WORK TO BE COMPLETED: Report, as a bare number, how many lines contain the string "graph".

Lines of data:
....................

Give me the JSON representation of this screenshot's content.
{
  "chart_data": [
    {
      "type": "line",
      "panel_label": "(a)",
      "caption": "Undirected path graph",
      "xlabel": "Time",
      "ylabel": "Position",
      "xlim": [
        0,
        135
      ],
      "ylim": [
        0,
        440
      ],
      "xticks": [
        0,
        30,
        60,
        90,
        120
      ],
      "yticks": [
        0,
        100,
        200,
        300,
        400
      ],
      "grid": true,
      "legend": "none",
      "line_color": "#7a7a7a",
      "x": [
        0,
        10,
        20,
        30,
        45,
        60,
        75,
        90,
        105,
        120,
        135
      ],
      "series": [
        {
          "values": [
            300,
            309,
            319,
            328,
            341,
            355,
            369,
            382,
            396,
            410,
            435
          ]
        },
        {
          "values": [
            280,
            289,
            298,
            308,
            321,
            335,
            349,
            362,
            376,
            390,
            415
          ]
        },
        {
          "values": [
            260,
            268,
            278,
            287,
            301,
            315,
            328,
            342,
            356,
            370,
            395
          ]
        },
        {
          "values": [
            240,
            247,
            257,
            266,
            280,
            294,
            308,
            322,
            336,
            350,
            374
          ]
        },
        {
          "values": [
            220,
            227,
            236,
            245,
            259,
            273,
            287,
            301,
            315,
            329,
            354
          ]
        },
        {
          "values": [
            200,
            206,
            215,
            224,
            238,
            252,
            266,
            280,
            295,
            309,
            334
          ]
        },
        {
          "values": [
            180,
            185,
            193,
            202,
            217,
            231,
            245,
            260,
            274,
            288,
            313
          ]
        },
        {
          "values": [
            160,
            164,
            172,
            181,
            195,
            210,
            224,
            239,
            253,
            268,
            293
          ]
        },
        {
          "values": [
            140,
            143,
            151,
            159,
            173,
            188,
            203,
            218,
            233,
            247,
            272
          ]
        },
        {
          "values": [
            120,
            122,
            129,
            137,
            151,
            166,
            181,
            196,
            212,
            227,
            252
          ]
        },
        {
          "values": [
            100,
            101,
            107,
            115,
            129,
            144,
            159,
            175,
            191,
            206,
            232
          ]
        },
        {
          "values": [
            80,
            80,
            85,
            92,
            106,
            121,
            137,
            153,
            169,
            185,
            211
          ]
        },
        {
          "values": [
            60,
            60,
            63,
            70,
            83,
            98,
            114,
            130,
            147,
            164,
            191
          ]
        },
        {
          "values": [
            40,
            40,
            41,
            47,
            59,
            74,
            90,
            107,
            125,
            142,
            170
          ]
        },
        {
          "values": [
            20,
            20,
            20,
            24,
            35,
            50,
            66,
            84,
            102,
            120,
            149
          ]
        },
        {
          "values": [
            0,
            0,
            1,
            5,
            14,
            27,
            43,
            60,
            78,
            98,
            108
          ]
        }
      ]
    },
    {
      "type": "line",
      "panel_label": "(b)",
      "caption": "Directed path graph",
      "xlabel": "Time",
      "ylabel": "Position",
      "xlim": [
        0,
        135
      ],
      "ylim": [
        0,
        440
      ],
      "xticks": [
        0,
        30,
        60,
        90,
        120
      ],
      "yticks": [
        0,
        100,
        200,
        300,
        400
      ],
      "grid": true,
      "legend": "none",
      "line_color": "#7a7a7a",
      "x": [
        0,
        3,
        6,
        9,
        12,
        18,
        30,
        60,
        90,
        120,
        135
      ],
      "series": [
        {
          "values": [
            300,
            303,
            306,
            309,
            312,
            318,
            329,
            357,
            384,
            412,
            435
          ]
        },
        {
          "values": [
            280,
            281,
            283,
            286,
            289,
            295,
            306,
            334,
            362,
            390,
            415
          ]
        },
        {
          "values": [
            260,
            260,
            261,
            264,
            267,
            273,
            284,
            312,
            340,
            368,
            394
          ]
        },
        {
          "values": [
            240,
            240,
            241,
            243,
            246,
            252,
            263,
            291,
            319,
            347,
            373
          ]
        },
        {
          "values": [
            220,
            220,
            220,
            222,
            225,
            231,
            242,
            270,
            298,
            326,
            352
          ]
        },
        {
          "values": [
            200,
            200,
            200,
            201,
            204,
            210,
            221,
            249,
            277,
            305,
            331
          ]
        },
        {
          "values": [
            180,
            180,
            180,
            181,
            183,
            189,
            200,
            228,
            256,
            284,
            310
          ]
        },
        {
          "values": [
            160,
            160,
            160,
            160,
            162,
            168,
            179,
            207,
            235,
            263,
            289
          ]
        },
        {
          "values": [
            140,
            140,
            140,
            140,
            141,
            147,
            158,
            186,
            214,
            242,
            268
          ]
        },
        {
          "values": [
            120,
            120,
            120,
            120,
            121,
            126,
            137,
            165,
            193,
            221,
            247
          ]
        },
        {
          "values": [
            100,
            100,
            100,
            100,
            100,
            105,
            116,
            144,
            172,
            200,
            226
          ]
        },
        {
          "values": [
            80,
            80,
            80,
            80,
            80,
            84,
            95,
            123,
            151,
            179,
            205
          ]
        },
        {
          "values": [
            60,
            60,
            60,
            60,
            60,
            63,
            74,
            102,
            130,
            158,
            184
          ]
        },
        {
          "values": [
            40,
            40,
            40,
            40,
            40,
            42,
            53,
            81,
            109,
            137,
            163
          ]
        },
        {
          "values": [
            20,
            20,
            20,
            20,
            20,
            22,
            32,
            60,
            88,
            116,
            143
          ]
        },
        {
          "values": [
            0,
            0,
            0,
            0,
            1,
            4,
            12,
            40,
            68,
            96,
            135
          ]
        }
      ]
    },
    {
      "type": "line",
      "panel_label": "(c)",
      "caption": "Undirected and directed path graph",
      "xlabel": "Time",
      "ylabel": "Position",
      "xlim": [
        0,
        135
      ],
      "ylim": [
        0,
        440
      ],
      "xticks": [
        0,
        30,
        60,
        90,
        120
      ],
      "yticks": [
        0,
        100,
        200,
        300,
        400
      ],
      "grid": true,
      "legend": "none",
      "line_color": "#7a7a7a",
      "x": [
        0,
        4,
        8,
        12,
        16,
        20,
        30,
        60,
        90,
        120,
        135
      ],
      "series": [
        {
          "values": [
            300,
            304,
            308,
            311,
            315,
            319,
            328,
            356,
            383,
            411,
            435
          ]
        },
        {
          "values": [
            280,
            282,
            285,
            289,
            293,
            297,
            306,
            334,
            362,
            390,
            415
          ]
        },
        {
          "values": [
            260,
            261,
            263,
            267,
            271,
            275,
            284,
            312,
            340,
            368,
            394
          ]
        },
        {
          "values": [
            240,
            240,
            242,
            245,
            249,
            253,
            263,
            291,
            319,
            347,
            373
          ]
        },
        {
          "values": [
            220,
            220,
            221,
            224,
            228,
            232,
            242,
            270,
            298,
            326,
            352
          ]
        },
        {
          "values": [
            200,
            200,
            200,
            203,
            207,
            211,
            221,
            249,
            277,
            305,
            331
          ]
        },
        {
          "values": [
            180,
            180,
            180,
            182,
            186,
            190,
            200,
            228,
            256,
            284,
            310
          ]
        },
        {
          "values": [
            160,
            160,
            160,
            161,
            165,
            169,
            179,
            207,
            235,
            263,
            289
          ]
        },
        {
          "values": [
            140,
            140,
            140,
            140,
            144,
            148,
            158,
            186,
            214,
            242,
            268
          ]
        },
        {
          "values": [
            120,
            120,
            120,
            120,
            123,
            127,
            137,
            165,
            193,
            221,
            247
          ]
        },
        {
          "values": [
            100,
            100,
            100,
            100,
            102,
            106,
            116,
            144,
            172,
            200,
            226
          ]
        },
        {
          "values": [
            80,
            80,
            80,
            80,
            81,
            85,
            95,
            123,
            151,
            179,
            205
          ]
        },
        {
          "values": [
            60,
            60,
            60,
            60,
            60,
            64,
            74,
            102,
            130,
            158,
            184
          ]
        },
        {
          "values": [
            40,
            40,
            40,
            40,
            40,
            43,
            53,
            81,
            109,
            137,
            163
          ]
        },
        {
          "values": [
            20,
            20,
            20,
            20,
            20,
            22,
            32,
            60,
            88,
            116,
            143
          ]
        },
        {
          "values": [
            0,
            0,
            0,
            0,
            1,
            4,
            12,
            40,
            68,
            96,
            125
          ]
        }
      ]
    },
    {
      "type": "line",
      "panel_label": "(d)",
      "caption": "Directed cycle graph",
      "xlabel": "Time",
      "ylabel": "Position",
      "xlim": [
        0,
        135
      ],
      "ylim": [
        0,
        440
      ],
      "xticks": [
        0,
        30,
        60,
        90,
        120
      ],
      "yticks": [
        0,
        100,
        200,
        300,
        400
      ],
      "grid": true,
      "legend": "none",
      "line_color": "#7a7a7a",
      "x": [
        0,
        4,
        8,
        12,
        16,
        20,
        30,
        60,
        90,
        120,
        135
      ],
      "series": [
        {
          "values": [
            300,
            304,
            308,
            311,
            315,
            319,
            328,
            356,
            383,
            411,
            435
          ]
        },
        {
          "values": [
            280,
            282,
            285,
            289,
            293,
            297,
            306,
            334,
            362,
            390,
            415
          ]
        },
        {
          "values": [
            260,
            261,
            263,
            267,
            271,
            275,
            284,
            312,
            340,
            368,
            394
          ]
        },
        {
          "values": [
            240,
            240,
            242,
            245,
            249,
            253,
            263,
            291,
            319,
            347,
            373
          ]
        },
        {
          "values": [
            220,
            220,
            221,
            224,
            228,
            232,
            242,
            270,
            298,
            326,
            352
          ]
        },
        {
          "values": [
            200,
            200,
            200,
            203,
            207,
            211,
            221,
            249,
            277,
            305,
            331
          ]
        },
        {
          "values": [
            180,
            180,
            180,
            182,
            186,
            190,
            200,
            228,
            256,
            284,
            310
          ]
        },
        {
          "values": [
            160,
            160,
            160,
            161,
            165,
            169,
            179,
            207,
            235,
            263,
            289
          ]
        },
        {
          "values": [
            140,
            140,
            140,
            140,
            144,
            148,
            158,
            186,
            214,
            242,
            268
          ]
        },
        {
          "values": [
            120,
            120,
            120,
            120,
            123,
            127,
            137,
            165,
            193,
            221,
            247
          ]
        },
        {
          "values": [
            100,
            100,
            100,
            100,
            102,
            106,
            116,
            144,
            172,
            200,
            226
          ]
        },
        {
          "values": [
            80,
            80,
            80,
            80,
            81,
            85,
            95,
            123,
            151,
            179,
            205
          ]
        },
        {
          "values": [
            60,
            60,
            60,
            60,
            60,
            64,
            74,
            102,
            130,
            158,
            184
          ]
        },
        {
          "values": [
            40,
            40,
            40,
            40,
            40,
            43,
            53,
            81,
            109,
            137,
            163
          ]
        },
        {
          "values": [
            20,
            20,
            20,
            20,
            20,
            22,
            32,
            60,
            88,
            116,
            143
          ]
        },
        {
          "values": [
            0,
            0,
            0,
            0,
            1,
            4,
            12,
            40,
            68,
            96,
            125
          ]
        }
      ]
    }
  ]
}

....................

RESULT OF THE TASK: 4